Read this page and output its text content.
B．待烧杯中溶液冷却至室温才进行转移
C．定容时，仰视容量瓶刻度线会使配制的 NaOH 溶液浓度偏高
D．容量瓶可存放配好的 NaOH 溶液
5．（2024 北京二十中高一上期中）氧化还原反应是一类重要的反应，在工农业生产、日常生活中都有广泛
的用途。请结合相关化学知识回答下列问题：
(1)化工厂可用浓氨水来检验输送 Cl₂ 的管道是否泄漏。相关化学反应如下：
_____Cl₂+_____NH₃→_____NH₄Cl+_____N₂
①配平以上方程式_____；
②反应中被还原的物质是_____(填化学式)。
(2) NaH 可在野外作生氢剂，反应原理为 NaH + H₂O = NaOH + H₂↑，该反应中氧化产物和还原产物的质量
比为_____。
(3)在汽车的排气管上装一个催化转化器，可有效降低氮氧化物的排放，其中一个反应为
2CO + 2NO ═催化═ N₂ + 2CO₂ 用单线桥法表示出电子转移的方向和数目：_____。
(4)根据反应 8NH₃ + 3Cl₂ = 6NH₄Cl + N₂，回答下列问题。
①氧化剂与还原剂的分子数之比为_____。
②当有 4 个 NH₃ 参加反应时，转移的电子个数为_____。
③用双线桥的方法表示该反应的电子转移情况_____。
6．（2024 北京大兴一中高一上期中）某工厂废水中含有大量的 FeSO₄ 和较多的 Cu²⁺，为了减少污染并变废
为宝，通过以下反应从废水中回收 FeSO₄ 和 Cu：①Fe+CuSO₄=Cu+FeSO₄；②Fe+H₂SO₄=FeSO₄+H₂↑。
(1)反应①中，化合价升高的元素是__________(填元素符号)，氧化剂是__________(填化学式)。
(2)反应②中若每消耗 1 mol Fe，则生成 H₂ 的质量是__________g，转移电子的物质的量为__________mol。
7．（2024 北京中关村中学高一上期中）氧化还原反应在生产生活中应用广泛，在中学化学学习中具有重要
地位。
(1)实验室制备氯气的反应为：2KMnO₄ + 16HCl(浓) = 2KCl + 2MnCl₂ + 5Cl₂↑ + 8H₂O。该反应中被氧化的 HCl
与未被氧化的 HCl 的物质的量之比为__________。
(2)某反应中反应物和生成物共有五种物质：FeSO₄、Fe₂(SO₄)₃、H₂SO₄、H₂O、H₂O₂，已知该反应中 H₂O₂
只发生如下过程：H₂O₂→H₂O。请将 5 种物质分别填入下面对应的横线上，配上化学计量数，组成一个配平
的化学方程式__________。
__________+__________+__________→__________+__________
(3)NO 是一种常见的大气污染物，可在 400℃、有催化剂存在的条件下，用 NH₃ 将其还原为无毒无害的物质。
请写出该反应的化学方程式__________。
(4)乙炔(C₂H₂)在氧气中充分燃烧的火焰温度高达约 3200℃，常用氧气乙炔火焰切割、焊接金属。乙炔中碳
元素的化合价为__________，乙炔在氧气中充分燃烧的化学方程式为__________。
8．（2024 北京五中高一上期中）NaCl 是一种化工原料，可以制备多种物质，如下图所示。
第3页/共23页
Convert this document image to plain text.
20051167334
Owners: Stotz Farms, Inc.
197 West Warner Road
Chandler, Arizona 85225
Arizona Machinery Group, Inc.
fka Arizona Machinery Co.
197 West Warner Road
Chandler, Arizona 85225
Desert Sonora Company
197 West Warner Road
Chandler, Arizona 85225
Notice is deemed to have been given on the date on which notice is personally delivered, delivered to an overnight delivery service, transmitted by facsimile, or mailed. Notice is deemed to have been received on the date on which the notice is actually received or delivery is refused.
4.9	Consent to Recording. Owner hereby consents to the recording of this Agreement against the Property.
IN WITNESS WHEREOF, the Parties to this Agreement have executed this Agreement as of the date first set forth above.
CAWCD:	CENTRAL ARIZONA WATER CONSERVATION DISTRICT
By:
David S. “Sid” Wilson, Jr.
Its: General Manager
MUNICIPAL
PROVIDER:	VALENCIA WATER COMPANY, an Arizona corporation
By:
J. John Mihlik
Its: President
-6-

● ● ●

__Task goal__: Extract each line from the listing that holds the word "have".

__Problem solution__:
Notice is deemed to have been given on the date on which notice is personally delivered, delivered to an overnight delivery service, transmitted by facsimile, or mailed. Notice is deemed to have been received on the date on which the notice is actually received or delivery is refused.
IN WITNESS WHEREOF, the Parties to this Agreement have executed this Agreement as of the date first set forth above.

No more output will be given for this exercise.